◆ **TO BE DONE**: Among the lines of this listing, determine how many contain the string "welled". Answer with the number only.

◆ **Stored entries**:
'''

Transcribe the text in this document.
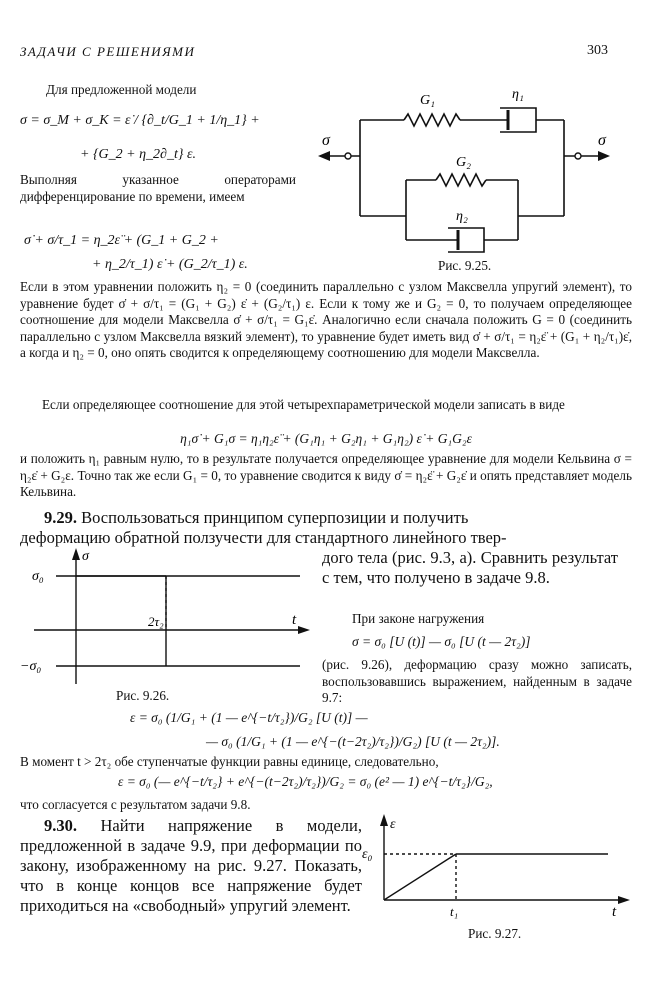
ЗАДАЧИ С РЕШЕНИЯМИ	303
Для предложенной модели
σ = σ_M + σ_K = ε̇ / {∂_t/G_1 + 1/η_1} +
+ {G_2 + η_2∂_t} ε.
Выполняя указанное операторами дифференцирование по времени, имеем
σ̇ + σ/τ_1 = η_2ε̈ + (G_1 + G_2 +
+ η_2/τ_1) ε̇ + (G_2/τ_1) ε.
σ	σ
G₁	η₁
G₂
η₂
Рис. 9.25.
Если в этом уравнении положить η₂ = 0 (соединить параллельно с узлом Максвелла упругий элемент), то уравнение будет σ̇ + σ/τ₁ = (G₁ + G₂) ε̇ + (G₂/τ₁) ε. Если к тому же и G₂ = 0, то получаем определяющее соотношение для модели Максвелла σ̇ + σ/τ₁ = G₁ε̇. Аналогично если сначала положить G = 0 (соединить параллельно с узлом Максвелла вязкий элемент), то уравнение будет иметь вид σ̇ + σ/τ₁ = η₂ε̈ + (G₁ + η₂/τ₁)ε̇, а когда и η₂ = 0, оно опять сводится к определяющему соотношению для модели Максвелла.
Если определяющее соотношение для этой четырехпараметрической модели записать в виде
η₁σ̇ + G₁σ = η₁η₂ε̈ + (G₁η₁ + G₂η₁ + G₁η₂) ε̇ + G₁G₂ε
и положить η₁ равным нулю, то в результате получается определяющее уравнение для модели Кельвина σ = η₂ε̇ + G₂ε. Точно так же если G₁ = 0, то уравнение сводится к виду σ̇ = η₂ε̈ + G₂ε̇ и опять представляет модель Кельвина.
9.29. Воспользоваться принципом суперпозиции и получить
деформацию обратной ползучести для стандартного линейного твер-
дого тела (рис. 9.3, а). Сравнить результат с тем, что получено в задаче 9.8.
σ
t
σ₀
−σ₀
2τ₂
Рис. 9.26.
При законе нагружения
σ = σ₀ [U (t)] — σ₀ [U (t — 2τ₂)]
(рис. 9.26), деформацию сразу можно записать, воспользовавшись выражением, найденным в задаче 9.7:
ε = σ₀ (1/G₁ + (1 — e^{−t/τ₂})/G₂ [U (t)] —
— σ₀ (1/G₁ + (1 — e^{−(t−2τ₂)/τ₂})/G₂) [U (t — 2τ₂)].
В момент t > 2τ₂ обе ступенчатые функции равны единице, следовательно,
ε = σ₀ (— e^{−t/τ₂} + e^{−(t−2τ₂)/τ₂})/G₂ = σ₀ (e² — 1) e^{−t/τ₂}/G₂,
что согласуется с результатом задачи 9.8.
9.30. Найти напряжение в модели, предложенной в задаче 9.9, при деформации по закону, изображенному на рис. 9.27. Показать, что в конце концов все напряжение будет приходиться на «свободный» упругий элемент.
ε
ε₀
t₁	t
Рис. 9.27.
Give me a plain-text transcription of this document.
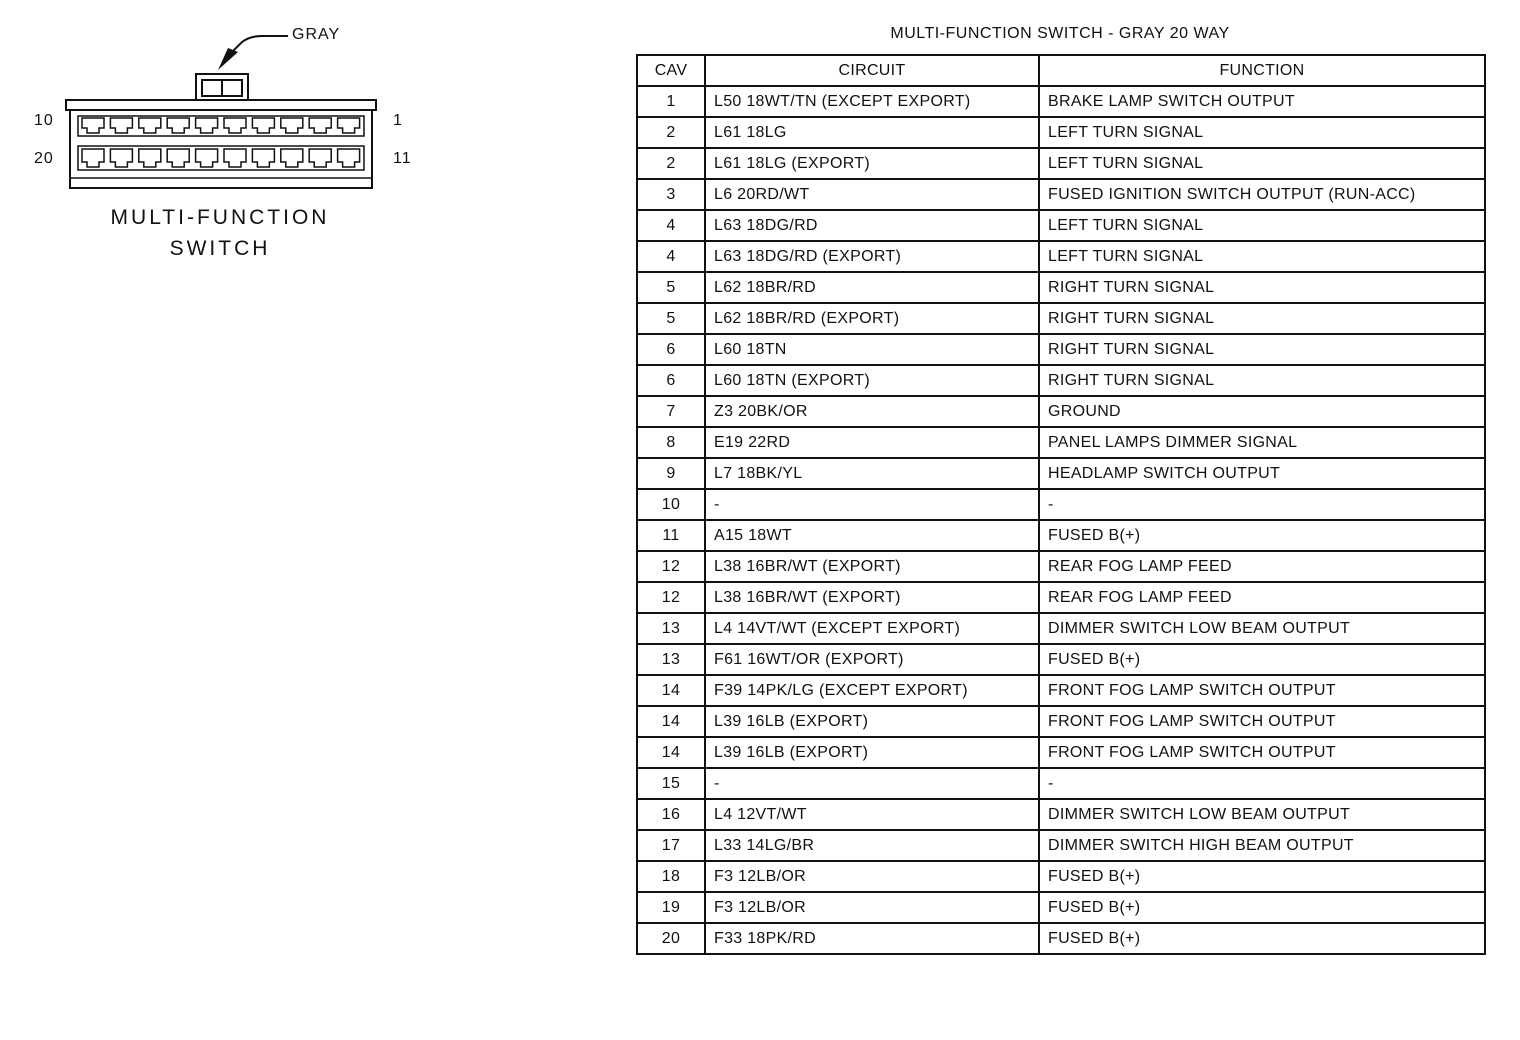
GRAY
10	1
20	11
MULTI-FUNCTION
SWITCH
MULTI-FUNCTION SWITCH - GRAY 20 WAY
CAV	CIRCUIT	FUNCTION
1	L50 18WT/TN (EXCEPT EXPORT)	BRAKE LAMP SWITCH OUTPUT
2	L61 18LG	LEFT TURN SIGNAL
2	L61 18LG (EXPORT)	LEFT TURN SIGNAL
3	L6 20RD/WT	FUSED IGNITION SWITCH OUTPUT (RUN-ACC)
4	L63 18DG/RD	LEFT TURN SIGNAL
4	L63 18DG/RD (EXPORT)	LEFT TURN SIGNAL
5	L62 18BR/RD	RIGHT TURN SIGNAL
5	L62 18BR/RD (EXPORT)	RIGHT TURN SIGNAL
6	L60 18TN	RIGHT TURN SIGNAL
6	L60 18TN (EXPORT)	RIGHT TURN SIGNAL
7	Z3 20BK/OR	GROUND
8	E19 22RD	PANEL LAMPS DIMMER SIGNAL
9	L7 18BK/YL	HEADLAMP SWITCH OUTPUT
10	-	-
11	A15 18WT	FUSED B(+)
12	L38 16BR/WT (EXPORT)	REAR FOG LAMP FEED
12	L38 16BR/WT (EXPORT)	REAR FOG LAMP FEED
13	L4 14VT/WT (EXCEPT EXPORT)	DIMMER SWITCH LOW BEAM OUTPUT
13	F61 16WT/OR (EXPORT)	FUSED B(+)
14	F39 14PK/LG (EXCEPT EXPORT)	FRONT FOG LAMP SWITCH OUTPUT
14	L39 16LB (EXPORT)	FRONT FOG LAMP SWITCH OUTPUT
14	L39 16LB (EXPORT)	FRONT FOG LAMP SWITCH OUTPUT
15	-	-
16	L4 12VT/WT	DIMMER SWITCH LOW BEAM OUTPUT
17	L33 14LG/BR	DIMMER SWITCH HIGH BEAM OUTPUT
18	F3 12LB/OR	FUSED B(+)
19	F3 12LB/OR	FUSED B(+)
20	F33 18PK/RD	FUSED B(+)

'''
'''

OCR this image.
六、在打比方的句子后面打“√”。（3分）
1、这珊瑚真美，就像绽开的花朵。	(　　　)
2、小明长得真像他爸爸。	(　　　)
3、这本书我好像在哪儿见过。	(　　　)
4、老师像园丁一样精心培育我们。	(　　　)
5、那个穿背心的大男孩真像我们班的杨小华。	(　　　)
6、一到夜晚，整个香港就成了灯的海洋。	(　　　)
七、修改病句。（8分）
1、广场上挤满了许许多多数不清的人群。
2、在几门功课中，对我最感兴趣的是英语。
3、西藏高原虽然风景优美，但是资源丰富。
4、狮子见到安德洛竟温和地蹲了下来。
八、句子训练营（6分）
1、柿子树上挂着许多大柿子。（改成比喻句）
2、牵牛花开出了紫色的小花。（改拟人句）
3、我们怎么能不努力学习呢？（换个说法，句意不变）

'''
'''

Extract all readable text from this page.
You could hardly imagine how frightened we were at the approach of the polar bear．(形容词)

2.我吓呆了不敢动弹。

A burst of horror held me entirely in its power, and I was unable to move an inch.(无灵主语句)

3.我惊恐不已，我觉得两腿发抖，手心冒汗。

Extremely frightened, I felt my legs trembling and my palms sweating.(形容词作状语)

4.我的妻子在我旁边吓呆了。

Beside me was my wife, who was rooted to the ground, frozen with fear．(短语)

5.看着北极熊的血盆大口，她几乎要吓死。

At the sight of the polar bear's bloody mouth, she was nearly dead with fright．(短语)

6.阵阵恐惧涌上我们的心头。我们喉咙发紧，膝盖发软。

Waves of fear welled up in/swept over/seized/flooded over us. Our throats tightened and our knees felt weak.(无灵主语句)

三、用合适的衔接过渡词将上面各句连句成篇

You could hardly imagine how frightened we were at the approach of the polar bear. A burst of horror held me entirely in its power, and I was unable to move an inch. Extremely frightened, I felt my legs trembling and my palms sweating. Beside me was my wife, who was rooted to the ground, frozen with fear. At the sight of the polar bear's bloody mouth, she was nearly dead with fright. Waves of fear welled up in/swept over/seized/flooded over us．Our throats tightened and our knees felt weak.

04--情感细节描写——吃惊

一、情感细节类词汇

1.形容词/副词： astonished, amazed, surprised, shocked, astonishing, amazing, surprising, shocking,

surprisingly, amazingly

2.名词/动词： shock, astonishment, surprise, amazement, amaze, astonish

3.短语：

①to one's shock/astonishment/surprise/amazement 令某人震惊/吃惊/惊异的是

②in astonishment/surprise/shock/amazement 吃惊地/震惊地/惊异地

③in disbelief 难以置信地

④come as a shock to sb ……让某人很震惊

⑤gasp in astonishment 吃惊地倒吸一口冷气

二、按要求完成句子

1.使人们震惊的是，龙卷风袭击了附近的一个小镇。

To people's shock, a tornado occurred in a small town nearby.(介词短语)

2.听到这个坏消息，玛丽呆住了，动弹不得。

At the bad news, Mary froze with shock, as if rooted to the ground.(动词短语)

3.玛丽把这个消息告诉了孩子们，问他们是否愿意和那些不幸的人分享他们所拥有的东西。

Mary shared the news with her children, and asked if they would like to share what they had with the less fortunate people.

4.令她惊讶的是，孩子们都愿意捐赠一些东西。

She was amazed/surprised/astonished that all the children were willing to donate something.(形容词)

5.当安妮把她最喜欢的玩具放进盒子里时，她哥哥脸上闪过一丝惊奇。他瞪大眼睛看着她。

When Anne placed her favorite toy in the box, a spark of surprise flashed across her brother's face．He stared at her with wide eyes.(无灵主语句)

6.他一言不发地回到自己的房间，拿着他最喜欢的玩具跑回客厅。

'''

◆ **THE OUTPUT**: 2